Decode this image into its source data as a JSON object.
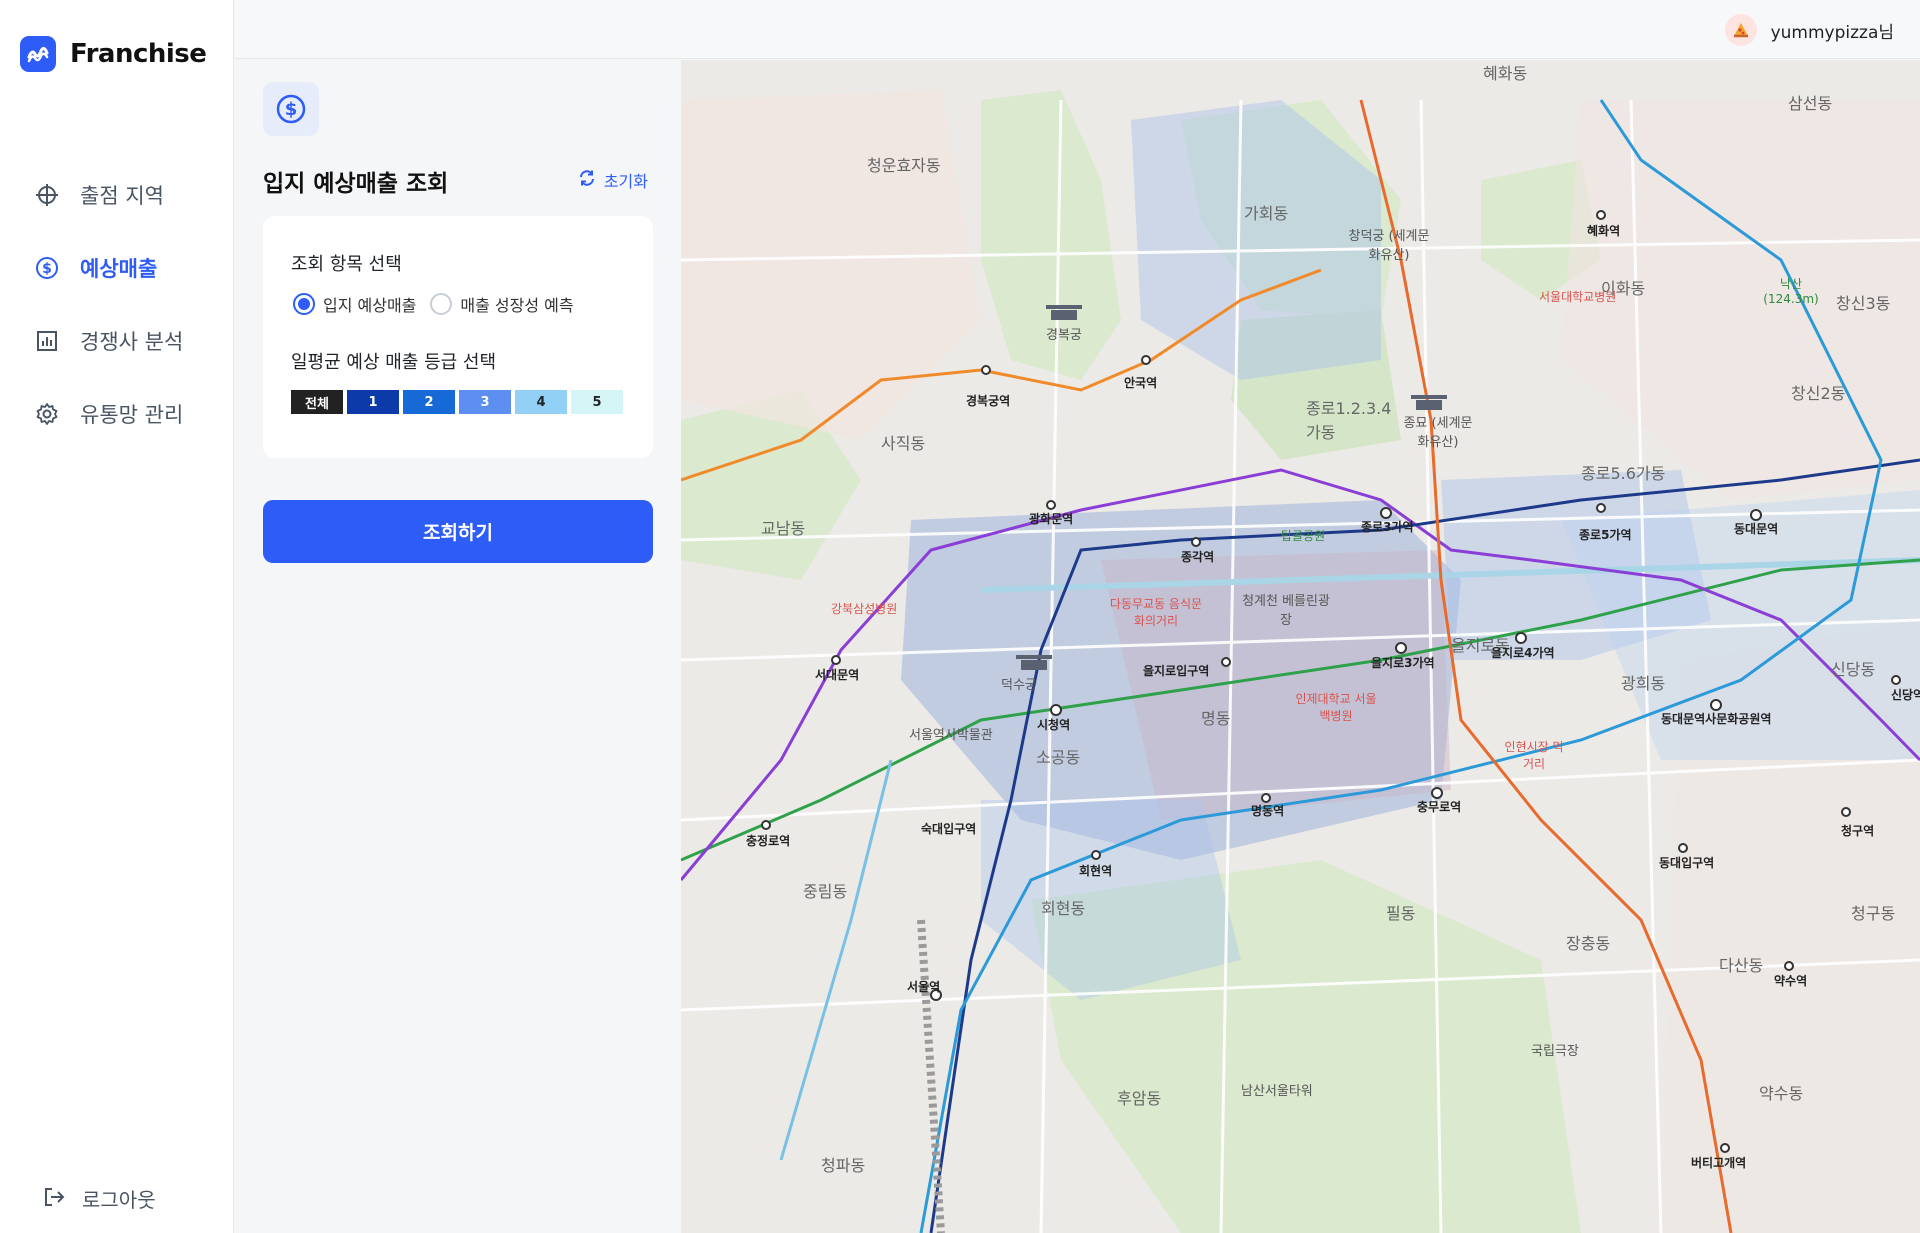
{
  "brand": {
    "name": "Franchise"
  },
  "nav": [
    {
      "label": "출점 지역",
      "icon": "crosshair-icon"
    },
    {
      "label": "예상매출",
      "icon": "dollar-circle-icon",
      "active": true
    },
    {
      "label": "경쟁사 분석",
      "icon": "bar-chart-icon"
    },
    {
      "label": "유통망 관리",
      "icon": "gear-icon"
    }
  ],
  "logout": {
    "label": "로그아웃"
  },
  "header": {
    "user_name": "yummypizza님"
  },
  "panel": {
    "title": "입지 예상매출 조회",
    "reset_label": "초기화",
    "section1_label": "조회 항목 선택",
    "options": [
      "입지 예상매출",
      "매출 성장성 예측"
    ],
    "selected_option": "입지 예상매출",
    "section2_label": "일평균 예상 매출 등급 선택",
    "grades": [
      {
        "label": "전체",
        "color": "#222222",
        "text_color": "#ffffff"
      },
      {
        "label": "1",
        "color": "#0c3aa8",
        "text_color": "#ffffff"
      },
      {
        "label": "2",
        "color": "#1769d6",
        "text_color": "#ffffff"
      },
      {
        "label": "3",
        "color": "#5c8ff0",
        "text_color": "#ffffff"
      },
      {
        "label": "4",
        "color": "#93d0f5",
        "text_color": "#1f2328"
      },
      {
        "label": "5",
        "color": "#d4f4f6",
        "text_color": "#1f2328"
      }
    ],
    "submit_label": "조회하기"
  },
  "map": {
    "districts": [
      "청운효자동",
      "가회동",
      "혜화동",
      "삼선동",
      "이화동",
      "창신3동",
      "창신2동",
      "사직동",
      "교남동",
      "종로1.2.3.4가동",
      "종로5.6가동",
      "을지로동",
      "광희동",
      "신당동",
      "명동",
      "소공동",
      "회현동",
      "필동",
      "장충동",
      "다산동",
      "중림동",
      "후암동",
      "청파동",
      "약수동",
      "청구동"
    ],
    "stations": [
      "경복궁역",
      "안국역",
      "혜화역",
      "광화문역",
      "종각역",
      "종로3가역",
      "종로5가역",
      "동대문역",
      "시청역",
      "을지로입구역",
      "을지로3가역",
      "을지로4가역",
      "동대문역사문화공원역",
      "서대문역",
      "충정로역",
      "서울역",
      "회현역",
      "명동역",
      "충무로역",
      "동대입구역",
      "약수역",
      "버티고개역",
      "청구역",
      "숙대입구역",
      "신당역"
    ],
    "landmarks": [
      "경복궁",
      "덕수궁",
      "종묘 (세계문화유산)",
      "창덕궁 (세계문화유산)",
      "남산서울타워",
      "국립극장",
      "낙산 (124.3m)",
      "청계천 베를린광장",
      "다동무교동 음식문화의거리",
      "인제대학교 서울백병원",
      "강북삼성병원",
      "서울대학교병원",
      "인현시장 먹거리",
      "탑골공원",
      "서울역사박물관"
    ]
  }
}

§ **YOUR OBJECTIVE**: Identify each line in the entries with the word "예상매출" and copy it.

§ **FINAL ANSWER**:
      "label": "예상매출",
    "title": "입지 예상매출 조회",
      "입지 예상매출",
    "selected_option": "입지 예상매출",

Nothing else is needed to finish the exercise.